§ PROBLEM TO SOLVE: Rewrite the items below, updating every "chevron-down-icon" to "caret-down-icon" and leaving all other text unchanged.

§ Dataset rows:
== == ==

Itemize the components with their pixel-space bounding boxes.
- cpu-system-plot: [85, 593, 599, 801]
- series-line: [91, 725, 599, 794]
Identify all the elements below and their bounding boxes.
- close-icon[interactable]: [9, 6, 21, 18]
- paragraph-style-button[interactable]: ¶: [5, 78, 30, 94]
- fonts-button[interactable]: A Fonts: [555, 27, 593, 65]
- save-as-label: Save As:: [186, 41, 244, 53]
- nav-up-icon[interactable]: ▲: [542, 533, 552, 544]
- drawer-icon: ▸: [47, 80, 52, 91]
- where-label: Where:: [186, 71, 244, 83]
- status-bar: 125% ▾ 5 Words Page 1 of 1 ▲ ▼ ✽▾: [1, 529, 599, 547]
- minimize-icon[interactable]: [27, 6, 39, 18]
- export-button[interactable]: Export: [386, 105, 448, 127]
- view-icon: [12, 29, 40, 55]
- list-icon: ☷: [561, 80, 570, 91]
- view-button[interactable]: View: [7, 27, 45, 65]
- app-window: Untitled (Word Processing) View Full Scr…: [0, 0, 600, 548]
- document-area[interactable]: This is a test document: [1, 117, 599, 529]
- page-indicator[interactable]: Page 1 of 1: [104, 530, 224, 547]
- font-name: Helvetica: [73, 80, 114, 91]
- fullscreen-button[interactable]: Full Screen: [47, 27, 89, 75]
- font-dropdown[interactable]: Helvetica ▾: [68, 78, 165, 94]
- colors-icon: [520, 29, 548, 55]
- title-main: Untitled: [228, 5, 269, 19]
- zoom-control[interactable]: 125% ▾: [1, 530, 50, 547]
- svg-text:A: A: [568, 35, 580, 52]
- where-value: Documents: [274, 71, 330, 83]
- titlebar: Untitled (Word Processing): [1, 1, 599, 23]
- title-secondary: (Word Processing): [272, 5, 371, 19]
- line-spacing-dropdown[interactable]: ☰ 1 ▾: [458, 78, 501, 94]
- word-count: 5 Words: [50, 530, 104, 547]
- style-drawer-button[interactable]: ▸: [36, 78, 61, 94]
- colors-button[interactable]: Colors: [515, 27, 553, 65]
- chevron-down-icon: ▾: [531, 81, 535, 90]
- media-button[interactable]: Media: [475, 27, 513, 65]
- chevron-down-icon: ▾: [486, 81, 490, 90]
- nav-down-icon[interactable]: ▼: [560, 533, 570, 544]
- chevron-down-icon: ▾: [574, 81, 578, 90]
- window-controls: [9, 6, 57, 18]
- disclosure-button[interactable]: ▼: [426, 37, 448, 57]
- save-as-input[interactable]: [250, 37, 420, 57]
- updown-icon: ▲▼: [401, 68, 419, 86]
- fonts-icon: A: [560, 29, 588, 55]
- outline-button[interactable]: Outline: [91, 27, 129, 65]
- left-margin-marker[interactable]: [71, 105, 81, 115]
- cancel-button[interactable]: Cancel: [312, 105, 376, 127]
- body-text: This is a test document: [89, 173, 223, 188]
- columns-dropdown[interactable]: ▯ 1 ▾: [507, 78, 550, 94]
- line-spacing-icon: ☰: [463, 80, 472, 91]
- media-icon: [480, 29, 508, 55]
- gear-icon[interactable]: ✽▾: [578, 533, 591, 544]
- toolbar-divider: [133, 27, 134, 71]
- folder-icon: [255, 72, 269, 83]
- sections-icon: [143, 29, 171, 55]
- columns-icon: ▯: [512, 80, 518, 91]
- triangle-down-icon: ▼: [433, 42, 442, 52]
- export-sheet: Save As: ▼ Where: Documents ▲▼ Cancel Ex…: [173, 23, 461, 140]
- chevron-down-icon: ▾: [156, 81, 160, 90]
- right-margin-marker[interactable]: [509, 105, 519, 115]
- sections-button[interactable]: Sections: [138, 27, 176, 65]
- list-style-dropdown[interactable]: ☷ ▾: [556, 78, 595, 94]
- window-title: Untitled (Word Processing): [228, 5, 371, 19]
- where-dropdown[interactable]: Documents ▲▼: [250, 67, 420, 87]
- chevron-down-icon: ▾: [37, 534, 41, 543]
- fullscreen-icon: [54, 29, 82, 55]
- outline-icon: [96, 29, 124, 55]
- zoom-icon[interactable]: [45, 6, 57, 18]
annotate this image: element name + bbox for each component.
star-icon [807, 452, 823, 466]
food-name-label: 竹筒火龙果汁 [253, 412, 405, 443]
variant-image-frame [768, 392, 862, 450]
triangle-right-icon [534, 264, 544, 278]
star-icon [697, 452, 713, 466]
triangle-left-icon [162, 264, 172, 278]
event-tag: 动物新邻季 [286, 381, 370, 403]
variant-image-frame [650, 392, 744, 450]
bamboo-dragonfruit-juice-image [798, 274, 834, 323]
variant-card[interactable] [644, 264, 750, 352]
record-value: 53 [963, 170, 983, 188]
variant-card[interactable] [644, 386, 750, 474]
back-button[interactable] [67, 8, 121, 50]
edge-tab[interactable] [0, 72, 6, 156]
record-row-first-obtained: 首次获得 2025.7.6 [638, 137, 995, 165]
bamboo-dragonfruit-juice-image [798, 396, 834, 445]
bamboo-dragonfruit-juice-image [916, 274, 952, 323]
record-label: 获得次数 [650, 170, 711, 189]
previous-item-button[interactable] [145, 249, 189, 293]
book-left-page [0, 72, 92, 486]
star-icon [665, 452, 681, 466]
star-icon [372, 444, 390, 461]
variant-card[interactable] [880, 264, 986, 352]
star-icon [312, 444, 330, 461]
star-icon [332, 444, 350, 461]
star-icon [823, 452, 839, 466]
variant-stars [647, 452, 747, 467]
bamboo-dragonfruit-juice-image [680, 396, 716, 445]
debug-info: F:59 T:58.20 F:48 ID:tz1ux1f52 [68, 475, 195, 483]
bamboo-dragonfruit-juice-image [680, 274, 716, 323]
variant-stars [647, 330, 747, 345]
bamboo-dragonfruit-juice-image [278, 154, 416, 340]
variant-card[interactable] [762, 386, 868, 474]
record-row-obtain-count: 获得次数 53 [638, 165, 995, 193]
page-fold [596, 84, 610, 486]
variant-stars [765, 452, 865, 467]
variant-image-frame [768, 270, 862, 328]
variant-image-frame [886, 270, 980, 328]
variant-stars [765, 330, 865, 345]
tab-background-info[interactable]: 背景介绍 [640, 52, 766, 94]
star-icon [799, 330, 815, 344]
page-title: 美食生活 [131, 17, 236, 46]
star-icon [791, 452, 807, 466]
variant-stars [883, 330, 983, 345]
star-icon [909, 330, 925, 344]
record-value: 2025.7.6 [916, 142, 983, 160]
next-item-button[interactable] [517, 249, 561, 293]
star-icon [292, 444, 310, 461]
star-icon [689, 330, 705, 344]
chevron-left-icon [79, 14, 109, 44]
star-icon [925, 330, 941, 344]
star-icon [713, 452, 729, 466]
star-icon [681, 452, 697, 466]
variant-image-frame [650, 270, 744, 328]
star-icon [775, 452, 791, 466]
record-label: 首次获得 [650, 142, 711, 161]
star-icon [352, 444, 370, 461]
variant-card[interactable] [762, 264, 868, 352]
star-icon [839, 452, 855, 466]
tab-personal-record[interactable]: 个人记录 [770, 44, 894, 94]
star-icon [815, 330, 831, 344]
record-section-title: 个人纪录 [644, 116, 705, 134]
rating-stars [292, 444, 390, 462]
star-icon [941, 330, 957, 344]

== == ==

§ REPLY:
Itemize the components with their pixel-space bounding boxes.
- cpu-system-plot: [85, 593, 599, 801]
- series-line: [91, 725, 599, 794]
Identify all the elements below and their bounding boxes.
- close-icon[interactable]: [9, 6, 21, 18]
- paragraph-style-button[interactable]: ¶: [5, 78, 30, 94]
- fonts-button[interactable]: A Fonts: [555, 27, 593, 65]
- save-as-label: Save As:: [186, 41, 244, 53]
- nav-up-icon[interactable]: ▲: [542, 533, 552, 544]
- drawer-icon: ▸: [47, 80, 52, 91]
- where-label: Where:: [186, 71, 244, 83]
- status-bar: 125% ▾ 5 Words Page 1 of 1 ▲ ▼ ✽▾: [1, 529, 599, 547]
- minimize-icon[interactable]: [27, 6, 39, 18]
- export-button[interactable]: Export: [386, 105, 448, 127]
- view-icon: [12, 29, 40, 55]
- list-icon: ☷: [561, 80, 570, 91]
- view-button[interactable]: View: [7, 27, 45, 65]
- app-window: Untitled (Word Processing) View Full Scr…: [0, 0, 600, 548]
- document-area[interactable]: This is a test document: [1, 117, 599, 529]
- page-indicator[interactable]: Page 1 of 1: [104, 530, 224, 547]
- font-name: Helvetica: [73, 80, 114, 91]
- fullscreen-button[interactable]: Full Screen: [47, 27, 89, 75]
- font-dropdown[interactable]: Helvetica ▾: [68, 78, 165, 94]
- colors-icon: [520, 29, 548, 55]
- title-main: Untitled: [228, 5, 269, 19]
- zoom-control[interactable]: 125% ▾: [1, 530, 50, 547]
- svg-text:A: A: [568, 35, 580, 52]
- where-value: Documents: [274, 71, 330, 83]
- titlebar: Untitled (Word Processing): [1, 1, 599, 23]
- title-secondary: (Word Processing): [272, 5, 371, 19]
- line-spacing-dropdown[interactable]: ☰ 1 ▾: [458, 78, 501, 94]
- word-count: 5 Words: [50, 530, 104, 547]
- style-drawer-button[interactable]: ▸: [36, 78, 61, 94]
- colors-button[interactable]: Colors: [515, 27, 553, 65]
- caret-down-icon: ▾: [531, 81, 535, 90]
- media-button[interactable]: Media: [475, 27, 513, 65]
- caret-down-icon: ▾: [486, 81, 490, 90]
- nav-down-icon[interactable]: ▼: [560, 533, 570, 544]
- caret-down-icon: ▾: [574, 81, 578, 90]
- window-controls: [9, 6, 57, 18]
- disclosure-button[interactable]: ▼: [426, 37, 448, 57]
- save-as-input[interactable]: [250, 37, 420, 57]
- updown-icon: ▲▼: [401, 68, 419, 86]
- fonts-icon: A: [560, 29, 588, 55]
- outline-button[interactable]: Outline: [91, 27, 129, 65]
- left-margin-marker[interactable]: [71, 105, 81, 115]
- cancel-button[interactable]: Cancel: [312, 105, 376, 127]
- body-text: This is a test document: [89, 173, 223, 188]
- columns-dropdown[interactable]: ▯ 1 ▾: [507, 78, 550, 94]
- line-spacing-icon: ☰: [463, 80, 472, 91]
- media-icon: [480, 29, 508, 55]
- gear-icon[interactable]: ✽▾: [578, 533, 591, 544]
- toolbar-divider: [133, 27, 134, 71]
- folder-icon: [255, 72, 269, 83]
- sections-icon: [143, 29, 171, 55]
- columns-icon: ▯: [512, 80, 518, 91]
- triangle-down-icon: ▼: [433, 42, 442, 52]
- export-sheet: Save As: ▼ Where: Documents ▲▼ Cancel Ex…: [173, 23, 461, 140]
- caret-down-icon: ▾: [156, 81, 160, 90]
- right-margin-marker[interactable]: [509, 105, 519, 115]
- sections-button[interactable]: Sections: [138, 27, 176, 65]
- list-style-dropdown[interactable]: ☷ ▾: [556, 78, 595, 94]
- window-title: Untitled (Word Processing): [228, 5, 371, 19]
- where-dropdown[interactable]: Documents ▲▼: [250, 67, 420, 87]
- caret-down-icon: ▾: [37, 534, 41, 543]
- fullscreen-icon: [54, 29, 82, 55]
- outline-icon: [96, 29, 124, 55]
- zoom-icon[interactable]: [45, 6, 57, 18]
annotate this image: element name + bbox for each component.
star-icon [807, 452, 823, 466]
food-name-label: 竹筒火龙果汁 [253, 412, 405, 443]
variant-image-frame [768, 392, 862, 450]
triangle-right-icon [534, 264, 544, 278]
star-icon [697, 452, 713, 466]
triangle-left-icon [162, 264, 172, 278]
event-tag: 动物新邻季 [286, 381, 370, 403]
variant-image-frame [650, 392, 744, 450]
bamboo-dragonfruit-juice-image [798, 274, 834, 323]
variant-card[interactable] [644, 264, 750, 352]
record-value: 53 [963, 170, 983, 188]
variant-card[interactable] [644, 386, 750, 474]
back-button[interactable] [67, 8, 121, 50]
edge-tab[interactable] [0, 72, 6, 156]
record-row-first-obtained: 首次获得 2025.7.6 [638, 137, 995, 165]
bamboo-dragonfruit-juice-image [798, 396, 834, 445]
bamboo-dragonfruit-juice-image [916, 274, 952, 323]
record-label: 获得次数 [650, 170, 711, 189]
previous-item-button[interactable] [145, 249, 189, 293]
book-left-page [0, 72, 92, 486]
star-icon [665, 452, 681, 466]
star-icon [372, 444, 390, 461]
variant-card[interactable] [880, 264, 986, 352]
star-icon [312, 444, 330, 461]
star-icon [332, 444, 350, 461]
star-icon [823, 452, 839, 466]
variant-stars [647, 452, 747, 467]
bamboo-dragonfruit-juice-image [680, 396, 716, 445]
debug-info: F:59 T:58.20 F:48 ID:tz1ux1f52 [68, 475, 195, 483]
bamboo-dragonfruit-juice-image [680, 274, 716, 323]
variant-stars [647, 330, 747, 345]
bamboo-dragonfruit-juice-image [278, 154, 416, 340]
variant-card[interactable] [762, 386, 868, 474]
record-row-obtain-count: 获得次数 53 [638, 165, 995, 193]
page-fold [596, 84, 610, 486]
variant-stars [765, 452, 865, 467]
variant-image-frame [768, 270, 862, 328]
variant-image-frame [886, 270, 980, 328]
variant-stars [765, 330, 865, 345]
tab-background-info[interactable]: 背景介绍 [640, 52, 766, 94]
star-icon [799, 330, 815, 344]
page-title: 美食生活 [131, 17, 236, 46]
star-icon [791, 452, 807, 466]
variant-stars [883, 330, 983, 345]
star-icon [909, 330, 925, 344]
record-value: 2025.7.6 [916, 142, 983, 160]
next-item-button[interactable] [517, 249, 561, 293]
star-icon [292, 444, 310, 461]
star-icon [689, 330, 705, 344]
chevron-left-icon [79, 14, 109, 44]
star-icon [925, 330, 941, 344]
star-icon [713, 452, 729, 466]
star-icon [681, 452, 697, 466]
variant-image-frame [650, 270, 744, 328]
star-icon [775, 452, 791, 466]
record-label: 首次获得 [650, 142, 711, 161]
star-icon [352, 444, 370, 461]
variant-card[interactable] [762, 264, 868, 352]
star-icon [839, 452, 855, 466]
tab-personal-record[interactable]: 个人记录 [770, 44, 894, 94]
star-icon [815, 330, 831, 344]
record-section-title: 个人纪录 [644, 116, 705, 134]
rating-stars [292, 444, 390, 462]
star-icon [941, 330, 957, 344]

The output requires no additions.